Work instructions: Locate and copy all lines bearing the word "title".

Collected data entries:
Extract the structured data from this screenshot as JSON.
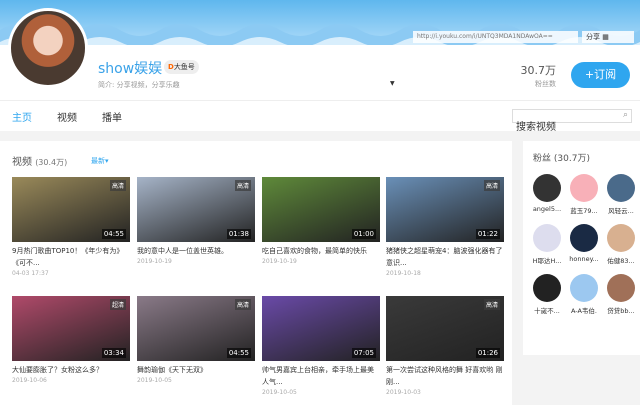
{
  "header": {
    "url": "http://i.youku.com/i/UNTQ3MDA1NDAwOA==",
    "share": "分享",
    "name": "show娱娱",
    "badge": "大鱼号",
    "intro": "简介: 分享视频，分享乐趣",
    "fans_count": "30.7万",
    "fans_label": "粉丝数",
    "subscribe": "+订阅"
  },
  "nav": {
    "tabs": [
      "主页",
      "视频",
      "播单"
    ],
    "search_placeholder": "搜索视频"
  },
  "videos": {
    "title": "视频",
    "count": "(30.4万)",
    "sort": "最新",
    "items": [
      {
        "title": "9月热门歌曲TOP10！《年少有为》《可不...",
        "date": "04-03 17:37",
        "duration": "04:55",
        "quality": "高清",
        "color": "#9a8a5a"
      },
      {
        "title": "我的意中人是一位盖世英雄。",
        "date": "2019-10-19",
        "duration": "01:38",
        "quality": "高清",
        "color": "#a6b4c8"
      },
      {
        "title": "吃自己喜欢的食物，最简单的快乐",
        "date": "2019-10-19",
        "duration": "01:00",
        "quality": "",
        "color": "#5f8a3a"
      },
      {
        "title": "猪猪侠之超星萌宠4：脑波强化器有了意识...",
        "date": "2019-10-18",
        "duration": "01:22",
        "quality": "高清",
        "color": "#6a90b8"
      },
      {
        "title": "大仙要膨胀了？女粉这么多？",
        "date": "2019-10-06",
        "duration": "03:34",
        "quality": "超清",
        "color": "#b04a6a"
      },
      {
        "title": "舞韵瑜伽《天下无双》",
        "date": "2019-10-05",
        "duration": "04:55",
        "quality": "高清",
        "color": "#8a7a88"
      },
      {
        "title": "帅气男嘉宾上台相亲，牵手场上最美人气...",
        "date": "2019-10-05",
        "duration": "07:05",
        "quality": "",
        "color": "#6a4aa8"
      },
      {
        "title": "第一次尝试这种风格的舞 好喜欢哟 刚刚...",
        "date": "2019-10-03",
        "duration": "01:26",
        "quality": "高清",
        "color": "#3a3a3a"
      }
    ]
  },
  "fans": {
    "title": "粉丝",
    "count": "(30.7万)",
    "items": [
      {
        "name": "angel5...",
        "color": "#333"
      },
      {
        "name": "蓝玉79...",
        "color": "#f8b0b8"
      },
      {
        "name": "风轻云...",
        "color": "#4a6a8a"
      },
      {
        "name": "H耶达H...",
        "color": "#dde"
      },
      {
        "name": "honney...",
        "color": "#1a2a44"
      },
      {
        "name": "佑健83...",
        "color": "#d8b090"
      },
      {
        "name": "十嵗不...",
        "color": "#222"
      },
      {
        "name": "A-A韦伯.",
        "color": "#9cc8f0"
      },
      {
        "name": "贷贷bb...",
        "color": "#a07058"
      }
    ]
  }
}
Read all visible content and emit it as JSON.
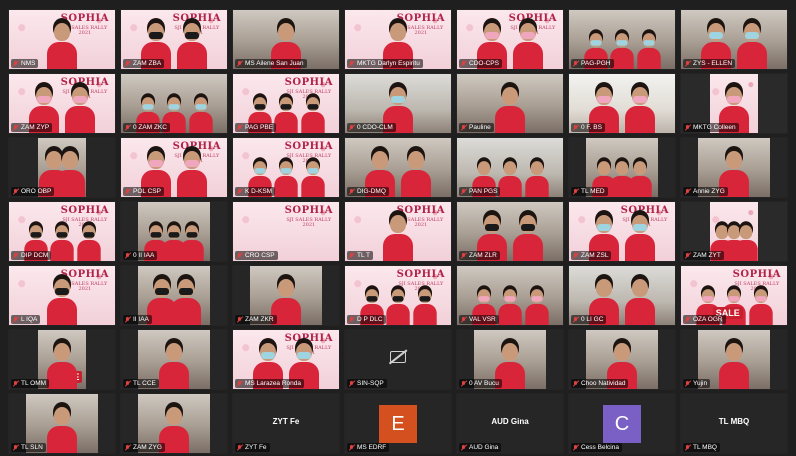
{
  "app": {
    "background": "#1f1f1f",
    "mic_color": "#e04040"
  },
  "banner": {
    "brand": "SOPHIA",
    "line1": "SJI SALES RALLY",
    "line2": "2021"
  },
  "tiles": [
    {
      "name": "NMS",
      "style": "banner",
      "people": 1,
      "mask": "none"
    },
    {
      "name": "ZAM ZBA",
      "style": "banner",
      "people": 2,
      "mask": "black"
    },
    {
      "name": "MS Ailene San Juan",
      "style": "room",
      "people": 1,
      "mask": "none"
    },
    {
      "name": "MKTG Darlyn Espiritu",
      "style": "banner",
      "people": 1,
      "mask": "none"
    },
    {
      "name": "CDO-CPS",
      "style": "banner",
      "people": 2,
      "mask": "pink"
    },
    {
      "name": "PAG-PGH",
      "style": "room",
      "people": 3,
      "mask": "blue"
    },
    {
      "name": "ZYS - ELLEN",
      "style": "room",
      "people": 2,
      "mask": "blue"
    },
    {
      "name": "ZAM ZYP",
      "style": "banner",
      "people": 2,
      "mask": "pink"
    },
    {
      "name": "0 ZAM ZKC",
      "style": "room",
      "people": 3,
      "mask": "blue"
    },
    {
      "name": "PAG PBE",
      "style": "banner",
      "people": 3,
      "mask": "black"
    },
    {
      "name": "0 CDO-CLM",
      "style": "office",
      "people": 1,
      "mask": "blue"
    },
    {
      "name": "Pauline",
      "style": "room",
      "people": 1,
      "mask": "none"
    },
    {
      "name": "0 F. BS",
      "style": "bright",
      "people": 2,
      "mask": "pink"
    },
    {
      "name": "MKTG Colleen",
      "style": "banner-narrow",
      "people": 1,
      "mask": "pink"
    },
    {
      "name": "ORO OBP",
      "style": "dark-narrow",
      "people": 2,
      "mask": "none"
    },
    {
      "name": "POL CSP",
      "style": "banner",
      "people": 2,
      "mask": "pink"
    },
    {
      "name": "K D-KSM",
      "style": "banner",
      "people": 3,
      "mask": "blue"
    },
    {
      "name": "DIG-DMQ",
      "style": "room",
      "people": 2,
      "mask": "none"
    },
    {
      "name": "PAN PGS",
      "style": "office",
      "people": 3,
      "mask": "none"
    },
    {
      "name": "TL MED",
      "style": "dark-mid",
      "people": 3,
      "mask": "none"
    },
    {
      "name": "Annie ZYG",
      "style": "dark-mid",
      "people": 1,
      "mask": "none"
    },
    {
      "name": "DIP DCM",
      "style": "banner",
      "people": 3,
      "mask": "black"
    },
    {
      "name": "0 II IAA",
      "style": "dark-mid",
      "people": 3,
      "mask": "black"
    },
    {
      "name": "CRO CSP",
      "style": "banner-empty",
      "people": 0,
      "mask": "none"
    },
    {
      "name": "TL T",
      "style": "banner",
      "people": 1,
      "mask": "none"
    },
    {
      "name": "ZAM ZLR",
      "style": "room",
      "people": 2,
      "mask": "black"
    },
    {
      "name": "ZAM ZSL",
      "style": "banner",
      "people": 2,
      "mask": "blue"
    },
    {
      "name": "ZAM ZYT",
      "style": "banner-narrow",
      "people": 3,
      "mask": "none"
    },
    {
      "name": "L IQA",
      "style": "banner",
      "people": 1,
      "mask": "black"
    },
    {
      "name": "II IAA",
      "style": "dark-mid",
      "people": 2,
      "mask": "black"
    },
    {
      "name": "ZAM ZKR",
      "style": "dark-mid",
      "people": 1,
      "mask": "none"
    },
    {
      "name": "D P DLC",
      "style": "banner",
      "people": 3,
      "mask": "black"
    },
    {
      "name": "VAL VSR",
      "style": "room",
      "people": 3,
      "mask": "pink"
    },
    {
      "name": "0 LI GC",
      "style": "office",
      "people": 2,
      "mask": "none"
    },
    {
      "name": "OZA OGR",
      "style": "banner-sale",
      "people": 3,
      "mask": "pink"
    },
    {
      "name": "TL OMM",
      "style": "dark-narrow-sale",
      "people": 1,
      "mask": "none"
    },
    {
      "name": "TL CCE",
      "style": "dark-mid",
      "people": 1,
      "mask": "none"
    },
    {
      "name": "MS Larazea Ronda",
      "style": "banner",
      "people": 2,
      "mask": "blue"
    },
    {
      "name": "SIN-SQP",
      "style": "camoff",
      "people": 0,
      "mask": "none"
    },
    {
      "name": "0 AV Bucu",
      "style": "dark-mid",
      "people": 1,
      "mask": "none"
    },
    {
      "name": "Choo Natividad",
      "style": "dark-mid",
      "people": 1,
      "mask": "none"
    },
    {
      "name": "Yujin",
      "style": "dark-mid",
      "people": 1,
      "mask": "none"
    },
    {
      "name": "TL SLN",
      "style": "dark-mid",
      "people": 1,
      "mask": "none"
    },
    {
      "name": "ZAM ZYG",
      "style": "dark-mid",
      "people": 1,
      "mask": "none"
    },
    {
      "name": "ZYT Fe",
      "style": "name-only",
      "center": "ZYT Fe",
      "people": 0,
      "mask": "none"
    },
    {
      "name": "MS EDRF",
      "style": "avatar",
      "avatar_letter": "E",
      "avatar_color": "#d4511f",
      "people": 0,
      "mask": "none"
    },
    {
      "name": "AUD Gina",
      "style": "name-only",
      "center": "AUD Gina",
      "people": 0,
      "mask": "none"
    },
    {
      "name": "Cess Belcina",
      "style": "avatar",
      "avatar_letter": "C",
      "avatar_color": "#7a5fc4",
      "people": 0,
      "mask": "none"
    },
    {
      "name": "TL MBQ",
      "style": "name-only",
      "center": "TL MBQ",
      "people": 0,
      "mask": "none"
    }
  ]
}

Output for this exercise:
    "title": "视频",
        "title": "9月热门歌曲TOP10！《年少有为》《可不...",
        "title": "我的意中人是一位盖世英雄。",
        "title": "吃自己喜欢的食物，最简单的快乐",
        "title": "猪猪侠之超星萌宠4：脑波强化器有了意识...",
        "title": "大仙要膨胀了？女粉这么多？",
        "title": "舞韵瑜伽《天下无双》",
        "title": "帅气男嘉宾上台相亲，牵手场上最美人气...",
        "title": "第一次尝试这种风格的舞 好喜欢哟 刚刚...",
    "title": "粉丝",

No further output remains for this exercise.